- What is needed -
Go through the listing and return every line with "cover" in it.
- - - - - - -
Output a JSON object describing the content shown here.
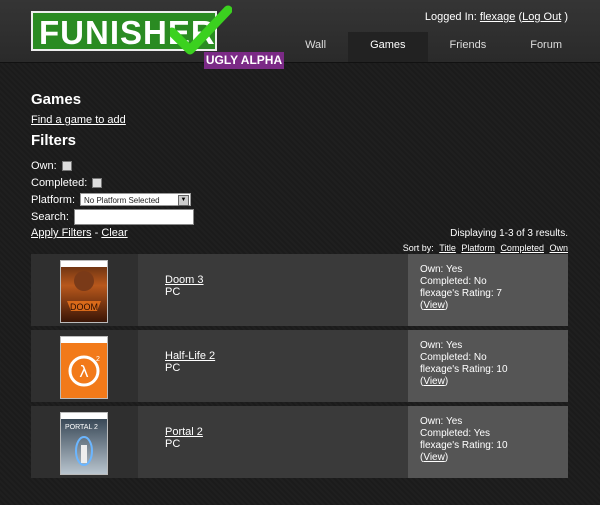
{
  "logo": {
    "text": "FUNISHER",
    "badge": "UGLY ALPHA"
  },
  "login": {
    "prefix": "Logged In:",
    "user": "flexage",
    "open": "(",
    "logout": "Log Out",
    "close": ")"
  },
  "nav": [
    "Wall",
    "Games",
    "Friends",
    "Forum"
  ],
  "page": {
    "title": "Games",
    "find_link": "Find a game to add",
    "filters_title": "Filters",
    "own_label": "Own:",
    "completed_label": "Completed:",
    "platform_label": "Platform:",
    "platform_value": "No Platform Selected",
    "search_label": "Search:",
    "search_value": "",
    "apply_link": "Apply Filters",
    "separator": "-",
    "clear_link": "Clear"
  },
  "results": {
    "count_text": "Displaying 1-3 of 3 results.",
    "sort_label": "Sort by:",
    "sort_options": [
      "Title",
      "Platform",
      "Completed",
      "Own"
    ]
  },
  "games": [
    {
      "title": "Doom 3",
      "platform": "PC",
      "own": "Own: Yes",
      "completed": "Completed: No",
      "rating": "flexage's Rating: 7",
      "view": "View",
      "cover": "doom-cover"
    },
    {
      "title": "Half-Life 2",
      "platform": "PC",
      "own": "Own: Yes",
      "completed": "Completed: No",
      "rating": "flexage's Rating: 10",
      "view": "View",
      "cover": "halflife-cover"
    },
    {
      "title": "Portal 2",
      "platform": "PC",
      "own": "Own: Yes",
      "completed": "Completed: Yes",
      "rating": "flexage's Rating: 10",
      "view": "View",
      "cover": "portal-cover"
    }
  ],
  "colors": {
    "accent_green": "#2a8b22",
    "badge_purple": "#7b2a86"
  }
}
- - - - - - -
- Output for this task -
      "cover": "doom-cover"
      "cover": "halflife-cover"
      "cover": "portal-cover"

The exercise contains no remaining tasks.